▶ [TASK PROMPT]
Go through the data below and gather each line containing "million".

Entries taken from a collection:

§ §

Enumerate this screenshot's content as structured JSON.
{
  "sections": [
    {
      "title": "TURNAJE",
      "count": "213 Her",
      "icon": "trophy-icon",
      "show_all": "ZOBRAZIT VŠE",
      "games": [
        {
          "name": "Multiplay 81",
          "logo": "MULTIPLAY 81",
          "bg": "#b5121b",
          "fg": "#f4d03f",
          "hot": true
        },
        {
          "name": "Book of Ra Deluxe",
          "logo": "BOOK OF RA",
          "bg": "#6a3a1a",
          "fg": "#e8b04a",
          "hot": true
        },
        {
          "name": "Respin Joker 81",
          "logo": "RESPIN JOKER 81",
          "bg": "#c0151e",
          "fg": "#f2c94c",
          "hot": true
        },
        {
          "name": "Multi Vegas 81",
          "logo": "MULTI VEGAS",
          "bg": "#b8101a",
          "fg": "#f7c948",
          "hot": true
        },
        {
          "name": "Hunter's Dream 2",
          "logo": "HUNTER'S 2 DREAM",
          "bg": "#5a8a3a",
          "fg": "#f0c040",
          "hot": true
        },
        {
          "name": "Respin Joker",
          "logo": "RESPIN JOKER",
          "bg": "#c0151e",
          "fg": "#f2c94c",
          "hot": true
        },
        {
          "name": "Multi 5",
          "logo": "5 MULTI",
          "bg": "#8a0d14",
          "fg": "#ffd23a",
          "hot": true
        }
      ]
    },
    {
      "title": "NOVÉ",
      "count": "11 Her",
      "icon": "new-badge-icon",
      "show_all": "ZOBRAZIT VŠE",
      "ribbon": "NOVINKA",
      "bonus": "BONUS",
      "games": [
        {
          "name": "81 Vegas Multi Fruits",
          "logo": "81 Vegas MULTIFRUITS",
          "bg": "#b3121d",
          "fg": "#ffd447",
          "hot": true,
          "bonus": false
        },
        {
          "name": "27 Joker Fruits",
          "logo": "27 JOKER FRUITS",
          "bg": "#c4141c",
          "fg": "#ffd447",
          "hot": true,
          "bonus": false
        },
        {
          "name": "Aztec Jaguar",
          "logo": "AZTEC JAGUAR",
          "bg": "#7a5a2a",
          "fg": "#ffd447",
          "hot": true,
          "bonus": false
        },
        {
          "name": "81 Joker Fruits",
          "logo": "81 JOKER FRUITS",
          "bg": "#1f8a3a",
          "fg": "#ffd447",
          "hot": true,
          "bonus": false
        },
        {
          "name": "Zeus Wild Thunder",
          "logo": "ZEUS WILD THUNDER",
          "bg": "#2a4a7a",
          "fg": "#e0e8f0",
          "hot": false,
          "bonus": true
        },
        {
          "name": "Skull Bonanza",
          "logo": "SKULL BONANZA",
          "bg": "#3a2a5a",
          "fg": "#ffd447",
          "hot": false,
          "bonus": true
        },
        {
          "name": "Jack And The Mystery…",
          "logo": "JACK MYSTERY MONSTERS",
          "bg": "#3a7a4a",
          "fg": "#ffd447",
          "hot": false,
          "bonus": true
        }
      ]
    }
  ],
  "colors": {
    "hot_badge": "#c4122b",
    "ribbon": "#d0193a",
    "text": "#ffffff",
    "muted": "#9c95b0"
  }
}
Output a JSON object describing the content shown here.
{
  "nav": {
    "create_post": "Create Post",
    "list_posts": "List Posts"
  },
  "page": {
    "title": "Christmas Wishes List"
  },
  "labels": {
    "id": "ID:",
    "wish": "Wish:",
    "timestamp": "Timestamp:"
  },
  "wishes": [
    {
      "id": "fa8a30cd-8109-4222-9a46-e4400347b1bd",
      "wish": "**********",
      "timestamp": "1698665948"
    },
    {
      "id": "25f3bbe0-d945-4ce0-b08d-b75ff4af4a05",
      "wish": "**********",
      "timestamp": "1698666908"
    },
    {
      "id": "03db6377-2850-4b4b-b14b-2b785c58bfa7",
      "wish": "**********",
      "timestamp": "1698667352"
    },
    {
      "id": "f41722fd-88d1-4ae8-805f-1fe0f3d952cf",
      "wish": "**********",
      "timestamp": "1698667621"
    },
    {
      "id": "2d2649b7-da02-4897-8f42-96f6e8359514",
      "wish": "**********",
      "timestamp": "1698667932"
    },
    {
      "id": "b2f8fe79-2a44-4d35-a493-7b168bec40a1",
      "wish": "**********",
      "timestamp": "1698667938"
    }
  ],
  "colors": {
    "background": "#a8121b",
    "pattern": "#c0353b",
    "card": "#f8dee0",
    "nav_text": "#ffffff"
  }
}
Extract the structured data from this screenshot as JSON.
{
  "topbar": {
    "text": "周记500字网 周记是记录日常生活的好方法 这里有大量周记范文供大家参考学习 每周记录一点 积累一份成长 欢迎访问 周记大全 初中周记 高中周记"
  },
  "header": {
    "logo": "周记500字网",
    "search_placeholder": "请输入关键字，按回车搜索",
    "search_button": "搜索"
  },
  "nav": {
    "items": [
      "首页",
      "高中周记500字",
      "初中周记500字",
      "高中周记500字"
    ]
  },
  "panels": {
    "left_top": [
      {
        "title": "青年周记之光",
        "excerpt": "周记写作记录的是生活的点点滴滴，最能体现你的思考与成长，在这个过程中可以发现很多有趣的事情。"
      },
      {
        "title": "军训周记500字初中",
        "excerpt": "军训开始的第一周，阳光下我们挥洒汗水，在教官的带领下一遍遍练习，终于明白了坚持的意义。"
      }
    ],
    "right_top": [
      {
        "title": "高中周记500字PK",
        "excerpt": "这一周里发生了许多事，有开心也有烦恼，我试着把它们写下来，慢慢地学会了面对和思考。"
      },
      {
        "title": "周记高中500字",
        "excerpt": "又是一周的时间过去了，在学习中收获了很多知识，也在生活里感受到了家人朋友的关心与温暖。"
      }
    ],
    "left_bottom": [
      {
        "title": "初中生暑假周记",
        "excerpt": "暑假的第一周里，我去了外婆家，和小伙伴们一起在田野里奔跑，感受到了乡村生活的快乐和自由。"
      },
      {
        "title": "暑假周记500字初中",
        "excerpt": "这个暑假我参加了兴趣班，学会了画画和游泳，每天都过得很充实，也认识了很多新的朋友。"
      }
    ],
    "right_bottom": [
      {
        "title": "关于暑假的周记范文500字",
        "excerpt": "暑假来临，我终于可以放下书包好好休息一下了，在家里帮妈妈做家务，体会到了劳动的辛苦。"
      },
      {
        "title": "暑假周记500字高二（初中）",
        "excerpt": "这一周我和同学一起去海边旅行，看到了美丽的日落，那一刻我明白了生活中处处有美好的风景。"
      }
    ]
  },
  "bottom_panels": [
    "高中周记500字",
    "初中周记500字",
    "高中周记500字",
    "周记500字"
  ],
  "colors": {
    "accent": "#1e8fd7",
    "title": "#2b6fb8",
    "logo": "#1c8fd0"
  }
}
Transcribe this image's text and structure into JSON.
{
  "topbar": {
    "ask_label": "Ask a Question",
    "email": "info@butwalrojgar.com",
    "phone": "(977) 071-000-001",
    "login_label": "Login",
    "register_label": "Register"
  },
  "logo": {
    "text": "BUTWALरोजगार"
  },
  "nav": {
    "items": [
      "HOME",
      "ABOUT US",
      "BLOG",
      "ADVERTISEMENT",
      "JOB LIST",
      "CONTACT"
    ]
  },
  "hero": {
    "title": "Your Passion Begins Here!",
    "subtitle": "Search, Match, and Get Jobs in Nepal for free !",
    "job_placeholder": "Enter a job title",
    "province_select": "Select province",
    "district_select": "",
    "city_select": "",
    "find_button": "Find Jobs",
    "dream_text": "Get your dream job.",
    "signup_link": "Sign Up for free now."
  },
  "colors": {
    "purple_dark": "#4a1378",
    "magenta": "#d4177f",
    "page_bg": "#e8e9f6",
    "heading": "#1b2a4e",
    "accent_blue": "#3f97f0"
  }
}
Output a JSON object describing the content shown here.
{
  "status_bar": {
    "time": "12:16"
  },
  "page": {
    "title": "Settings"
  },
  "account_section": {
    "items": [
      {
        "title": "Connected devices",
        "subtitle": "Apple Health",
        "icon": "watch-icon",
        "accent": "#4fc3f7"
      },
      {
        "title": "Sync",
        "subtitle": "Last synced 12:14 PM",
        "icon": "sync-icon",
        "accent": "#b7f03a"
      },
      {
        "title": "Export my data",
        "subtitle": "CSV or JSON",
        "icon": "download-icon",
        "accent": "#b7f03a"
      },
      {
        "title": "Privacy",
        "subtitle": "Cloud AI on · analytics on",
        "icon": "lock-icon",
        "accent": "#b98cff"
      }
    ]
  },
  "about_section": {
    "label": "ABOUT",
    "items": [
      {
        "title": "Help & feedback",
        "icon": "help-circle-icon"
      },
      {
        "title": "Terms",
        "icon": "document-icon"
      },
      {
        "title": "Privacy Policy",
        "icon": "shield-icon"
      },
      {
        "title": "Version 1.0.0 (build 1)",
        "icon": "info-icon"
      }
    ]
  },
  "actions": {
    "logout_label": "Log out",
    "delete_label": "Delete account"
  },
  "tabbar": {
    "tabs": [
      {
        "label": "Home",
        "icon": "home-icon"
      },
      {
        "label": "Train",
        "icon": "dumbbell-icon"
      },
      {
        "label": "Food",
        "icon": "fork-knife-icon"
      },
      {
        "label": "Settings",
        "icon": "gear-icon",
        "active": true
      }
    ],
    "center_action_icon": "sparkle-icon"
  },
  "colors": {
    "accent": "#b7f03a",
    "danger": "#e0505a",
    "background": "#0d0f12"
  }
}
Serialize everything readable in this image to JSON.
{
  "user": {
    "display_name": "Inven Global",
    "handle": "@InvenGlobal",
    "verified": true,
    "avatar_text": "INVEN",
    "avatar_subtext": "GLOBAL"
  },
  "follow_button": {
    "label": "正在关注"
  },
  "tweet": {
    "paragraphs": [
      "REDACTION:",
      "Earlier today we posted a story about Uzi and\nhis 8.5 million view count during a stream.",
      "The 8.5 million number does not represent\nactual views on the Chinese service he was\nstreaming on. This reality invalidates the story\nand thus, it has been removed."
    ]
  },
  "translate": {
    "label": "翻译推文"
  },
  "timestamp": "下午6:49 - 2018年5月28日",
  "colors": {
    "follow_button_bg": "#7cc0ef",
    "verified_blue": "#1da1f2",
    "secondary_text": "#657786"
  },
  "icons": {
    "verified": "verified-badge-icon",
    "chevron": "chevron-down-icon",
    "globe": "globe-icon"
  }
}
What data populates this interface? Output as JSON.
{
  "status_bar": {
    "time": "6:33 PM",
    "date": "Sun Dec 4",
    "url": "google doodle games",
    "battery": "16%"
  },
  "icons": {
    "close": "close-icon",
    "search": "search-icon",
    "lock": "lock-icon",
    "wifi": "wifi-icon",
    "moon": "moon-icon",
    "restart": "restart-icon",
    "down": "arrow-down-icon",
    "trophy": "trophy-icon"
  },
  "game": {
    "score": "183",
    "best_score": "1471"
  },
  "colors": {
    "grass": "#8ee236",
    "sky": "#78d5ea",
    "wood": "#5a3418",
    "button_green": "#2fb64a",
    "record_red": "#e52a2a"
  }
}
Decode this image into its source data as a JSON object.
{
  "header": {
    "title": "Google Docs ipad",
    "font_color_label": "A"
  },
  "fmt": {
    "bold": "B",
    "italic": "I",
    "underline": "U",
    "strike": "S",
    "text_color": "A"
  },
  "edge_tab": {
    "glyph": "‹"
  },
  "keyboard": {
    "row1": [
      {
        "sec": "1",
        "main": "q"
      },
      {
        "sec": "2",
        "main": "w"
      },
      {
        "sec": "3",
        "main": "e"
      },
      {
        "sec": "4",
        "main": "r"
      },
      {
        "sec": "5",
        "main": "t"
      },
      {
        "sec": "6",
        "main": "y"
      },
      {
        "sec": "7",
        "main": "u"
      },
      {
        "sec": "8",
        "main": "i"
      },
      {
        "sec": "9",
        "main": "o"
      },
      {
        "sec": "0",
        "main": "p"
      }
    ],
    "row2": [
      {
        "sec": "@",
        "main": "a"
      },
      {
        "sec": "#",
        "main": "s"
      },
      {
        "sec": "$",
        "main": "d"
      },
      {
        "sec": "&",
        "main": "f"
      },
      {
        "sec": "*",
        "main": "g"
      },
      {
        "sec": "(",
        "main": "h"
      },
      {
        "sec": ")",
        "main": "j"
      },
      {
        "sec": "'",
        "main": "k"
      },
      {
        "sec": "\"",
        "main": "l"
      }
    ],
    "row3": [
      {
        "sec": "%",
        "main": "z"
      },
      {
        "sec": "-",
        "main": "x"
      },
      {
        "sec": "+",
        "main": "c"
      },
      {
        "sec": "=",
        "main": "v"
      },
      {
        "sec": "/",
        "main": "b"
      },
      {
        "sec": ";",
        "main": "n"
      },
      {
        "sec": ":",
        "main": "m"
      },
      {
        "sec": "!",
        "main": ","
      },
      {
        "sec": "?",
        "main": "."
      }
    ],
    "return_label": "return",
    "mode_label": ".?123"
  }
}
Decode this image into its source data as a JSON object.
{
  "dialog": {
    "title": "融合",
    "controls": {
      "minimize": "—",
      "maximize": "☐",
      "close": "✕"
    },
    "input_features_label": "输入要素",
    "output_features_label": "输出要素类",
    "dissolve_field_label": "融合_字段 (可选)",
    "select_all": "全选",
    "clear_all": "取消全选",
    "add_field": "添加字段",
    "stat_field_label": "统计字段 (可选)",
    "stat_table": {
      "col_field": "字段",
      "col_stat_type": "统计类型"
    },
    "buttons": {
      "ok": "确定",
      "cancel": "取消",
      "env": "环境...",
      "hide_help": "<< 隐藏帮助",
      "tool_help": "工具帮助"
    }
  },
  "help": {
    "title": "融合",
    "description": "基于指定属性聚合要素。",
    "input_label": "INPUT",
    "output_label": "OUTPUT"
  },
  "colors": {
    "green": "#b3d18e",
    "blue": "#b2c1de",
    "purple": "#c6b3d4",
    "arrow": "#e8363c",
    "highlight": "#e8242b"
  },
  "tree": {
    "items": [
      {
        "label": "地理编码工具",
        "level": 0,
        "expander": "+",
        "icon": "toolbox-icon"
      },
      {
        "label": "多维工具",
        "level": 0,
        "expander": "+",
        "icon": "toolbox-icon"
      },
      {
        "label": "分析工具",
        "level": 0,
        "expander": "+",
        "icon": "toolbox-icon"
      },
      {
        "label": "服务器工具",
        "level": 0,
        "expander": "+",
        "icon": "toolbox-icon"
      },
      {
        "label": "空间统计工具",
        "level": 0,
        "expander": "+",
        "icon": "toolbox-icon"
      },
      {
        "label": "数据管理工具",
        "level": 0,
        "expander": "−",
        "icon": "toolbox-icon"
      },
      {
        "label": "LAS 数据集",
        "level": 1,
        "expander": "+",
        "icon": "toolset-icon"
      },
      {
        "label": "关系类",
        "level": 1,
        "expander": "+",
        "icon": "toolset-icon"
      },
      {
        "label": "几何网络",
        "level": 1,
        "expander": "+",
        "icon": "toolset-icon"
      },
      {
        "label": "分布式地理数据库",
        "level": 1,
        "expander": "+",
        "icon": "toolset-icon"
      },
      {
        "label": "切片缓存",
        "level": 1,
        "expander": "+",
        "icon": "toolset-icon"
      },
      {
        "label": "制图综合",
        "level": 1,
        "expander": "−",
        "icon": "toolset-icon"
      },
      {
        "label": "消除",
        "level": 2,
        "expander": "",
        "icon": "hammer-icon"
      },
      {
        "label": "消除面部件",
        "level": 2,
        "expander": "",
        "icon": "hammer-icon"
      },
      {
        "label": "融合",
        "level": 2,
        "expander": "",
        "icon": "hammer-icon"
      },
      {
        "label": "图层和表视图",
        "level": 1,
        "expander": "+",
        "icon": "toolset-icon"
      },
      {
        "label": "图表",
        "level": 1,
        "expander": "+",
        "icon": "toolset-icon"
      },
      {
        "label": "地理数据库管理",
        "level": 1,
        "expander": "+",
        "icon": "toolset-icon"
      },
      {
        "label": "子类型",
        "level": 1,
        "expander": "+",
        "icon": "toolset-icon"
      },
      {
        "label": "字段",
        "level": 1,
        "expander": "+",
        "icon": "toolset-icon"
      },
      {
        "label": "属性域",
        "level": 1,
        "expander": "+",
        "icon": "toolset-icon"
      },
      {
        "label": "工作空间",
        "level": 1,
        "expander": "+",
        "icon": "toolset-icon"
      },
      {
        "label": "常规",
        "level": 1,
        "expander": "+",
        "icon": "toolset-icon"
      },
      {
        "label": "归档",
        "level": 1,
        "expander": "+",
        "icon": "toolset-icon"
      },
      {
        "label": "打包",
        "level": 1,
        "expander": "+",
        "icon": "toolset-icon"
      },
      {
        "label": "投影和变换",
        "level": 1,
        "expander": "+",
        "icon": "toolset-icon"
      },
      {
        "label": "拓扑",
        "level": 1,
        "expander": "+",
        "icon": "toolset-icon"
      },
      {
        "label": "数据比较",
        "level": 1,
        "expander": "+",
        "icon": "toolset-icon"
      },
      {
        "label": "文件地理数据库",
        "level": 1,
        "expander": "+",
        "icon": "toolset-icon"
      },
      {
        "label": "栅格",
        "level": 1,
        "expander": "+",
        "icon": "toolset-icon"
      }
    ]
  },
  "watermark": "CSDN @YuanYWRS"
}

§ §

▶ [THE ANSWER]
      "Earlier today we posted a story about Uzi and\nhis 8.5 million view count during a stream.",
      "The 8.5 million number does not represent\nactual views on the Chinese service he was\nstreaming on. This reality invalidates the story\nand thus, it has been removed."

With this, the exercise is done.